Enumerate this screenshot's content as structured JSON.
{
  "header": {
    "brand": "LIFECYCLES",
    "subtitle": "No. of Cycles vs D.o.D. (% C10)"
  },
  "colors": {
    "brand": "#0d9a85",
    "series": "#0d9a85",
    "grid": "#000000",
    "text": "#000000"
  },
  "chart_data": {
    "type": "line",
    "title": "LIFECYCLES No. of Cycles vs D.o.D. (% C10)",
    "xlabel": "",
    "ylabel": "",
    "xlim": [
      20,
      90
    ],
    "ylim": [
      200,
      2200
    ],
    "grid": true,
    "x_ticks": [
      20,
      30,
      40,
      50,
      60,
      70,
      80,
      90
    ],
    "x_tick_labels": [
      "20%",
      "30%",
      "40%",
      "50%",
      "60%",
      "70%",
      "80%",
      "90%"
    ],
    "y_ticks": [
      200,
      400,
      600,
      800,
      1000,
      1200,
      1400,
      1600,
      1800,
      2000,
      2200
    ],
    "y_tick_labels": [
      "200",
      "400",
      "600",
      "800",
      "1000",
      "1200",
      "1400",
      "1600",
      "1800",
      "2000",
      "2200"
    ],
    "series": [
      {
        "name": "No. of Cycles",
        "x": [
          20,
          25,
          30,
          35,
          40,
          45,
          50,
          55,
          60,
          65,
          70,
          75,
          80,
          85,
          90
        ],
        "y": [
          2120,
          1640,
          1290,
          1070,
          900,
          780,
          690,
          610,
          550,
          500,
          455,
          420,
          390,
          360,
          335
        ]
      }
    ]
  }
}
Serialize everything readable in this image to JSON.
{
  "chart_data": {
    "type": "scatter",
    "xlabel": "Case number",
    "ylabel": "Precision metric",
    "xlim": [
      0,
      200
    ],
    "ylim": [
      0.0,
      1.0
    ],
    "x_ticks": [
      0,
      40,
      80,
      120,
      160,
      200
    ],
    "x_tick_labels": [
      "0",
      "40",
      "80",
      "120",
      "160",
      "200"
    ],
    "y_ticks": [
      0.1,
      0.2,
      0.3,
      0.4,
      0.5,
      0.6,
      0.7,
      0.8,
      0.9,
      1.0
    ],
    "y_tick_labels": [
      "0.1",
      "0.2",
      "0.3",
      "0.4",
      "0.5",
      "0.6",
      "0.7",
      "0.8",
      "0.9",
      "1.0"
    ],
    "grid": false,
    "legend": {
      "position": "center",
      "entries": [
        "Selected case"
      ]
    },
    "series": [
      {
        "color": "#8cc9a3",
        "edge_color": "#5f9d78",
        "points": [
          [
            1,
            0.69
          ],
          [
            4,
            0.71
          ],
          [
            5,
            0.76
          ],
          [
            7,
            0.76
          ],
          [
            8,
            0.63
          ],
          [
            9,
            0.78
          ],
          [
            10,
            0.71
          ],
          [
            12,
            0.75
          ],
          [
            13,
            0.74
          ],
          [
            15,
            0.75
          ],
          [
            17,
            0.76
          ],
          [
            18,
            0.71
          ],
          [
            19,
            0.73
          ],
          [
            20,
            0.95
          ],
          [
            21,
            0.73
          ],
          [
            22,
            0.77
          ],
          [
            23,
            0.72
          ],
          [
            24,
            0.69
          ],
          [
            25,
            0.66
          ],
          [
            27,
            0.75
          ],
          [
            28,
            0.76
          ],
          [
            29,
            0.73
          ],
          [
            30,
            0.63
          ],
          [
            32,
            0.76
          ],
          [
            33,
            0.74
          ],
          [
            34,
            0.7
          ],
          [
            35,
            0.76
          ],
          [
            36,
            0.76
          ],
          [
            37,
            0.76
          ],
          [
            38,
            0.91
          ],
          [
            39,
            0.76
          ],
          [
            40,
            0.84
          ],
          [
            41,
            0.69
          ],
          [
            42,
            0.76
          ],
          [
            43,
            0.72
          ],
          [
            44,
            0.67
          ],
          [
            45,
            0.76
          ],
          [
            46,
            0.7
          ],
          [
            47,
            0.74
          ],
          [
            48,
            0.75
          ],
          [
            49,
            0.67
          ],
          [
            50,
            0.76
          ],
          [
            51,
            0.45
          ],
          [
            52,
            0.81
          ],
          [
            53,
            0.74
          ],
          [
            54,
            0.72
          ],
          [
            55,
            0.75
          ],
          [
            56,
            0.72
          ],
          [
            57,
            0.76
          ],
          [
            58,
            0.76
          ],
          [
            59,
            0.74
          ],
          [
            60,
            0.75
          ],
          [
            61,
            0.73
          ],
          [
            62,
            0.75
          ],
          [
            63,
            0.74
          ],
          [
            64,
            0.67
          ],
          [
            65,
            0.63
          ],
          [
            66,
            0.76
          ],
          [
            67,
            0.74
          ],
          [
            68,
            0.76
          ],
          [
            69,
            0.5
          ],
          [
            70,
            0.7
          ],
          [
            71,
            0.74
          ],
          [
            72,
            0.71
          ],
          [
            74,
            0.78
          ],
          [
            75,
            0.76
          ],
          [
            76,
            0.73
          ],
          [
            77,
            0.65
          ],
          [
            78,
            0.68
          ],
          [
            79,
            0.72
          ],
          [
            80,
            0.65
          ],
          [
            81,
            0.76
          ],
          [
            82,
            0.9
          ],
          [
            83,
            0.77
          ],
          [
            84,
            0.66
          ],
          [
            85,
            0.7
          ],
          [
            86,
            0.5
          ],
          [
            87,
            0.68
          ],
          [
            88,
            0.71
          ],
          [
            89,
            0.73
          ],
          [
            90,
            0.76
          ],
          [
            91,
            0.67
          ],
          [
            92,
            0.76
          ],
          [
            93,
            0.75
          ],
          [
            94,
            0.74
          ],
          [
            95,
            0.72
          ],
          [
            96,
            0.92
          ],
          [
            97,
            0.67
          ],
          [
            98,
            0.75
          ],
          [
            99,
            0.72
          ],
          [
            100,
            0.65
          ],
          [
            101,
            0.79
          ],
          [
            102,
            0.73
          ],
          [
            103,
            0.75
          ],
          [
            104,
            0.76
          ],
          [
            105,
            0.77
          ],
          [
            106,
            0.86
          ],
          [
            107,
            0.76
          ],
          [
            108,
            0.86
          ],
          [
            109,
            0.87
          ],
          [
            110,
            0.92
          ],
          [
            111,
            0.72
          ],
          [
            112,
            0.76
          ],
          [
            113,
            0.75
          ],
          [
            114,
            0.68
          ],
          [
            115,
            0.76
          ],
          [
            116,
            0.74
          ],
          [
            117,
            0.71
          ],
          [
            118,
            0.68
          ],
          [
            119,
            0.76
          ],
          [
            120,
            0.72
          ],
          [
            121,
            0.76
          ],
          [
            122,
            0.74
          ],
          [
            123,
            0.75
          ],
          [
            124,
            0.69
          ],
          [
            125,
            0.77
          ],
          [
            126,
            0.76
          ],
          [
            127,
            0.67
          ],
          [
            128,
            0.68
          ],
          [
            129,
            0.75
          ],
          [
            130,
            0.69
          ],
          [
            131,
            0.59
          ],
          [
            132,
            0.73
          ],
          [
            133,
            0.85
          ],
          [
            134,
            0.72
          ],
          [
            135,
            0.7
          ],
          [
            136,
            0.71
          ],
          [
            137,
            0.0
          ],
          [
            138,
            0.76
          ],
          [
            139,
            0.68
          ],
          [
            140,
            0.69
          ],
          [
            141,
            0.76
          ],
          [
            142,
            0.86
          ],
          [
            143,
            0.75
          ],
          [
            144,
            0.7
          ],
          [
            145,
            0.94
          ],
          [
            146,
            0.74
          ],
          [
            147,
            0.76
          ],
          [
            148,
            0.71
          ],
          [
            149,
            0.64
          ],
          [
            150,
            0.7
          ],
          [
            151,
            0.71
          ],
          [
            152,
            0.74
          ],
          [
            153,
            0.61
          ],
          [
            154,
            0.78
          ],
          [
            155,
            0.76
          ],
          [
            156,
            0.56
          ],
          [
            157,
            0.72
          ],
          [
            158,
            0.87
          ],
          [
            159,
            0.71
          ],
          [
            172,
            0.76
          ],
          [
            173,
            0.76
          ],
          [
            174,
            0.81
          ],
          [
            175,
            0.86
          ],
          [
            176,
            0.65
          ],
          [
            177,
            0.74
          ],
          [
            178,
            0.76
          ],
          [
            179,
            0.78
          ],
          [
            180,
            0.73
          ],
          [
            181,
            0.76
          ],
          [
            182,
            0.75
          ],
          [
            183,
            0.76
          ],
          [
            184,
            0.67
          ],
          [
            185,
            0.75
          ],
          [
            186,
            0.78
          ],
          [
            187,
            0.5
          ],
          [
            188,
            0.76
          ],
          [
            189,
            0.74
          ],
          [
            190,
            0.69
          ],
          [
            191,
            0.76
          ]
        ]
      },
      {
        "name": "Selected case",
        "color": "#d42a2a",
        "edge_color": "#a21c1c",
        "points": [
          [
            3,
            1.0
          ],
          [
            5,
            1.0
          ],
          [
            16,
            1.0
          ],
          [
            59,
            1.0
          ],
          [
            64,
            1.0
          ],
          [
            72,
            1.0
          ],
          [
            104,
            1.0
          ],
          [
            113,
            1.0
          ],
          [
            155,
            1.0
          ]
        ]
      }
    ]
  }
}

****

THE REQUEST: Report only how many lines in the entries contain "name".

EXERCISE RESPONSE: 2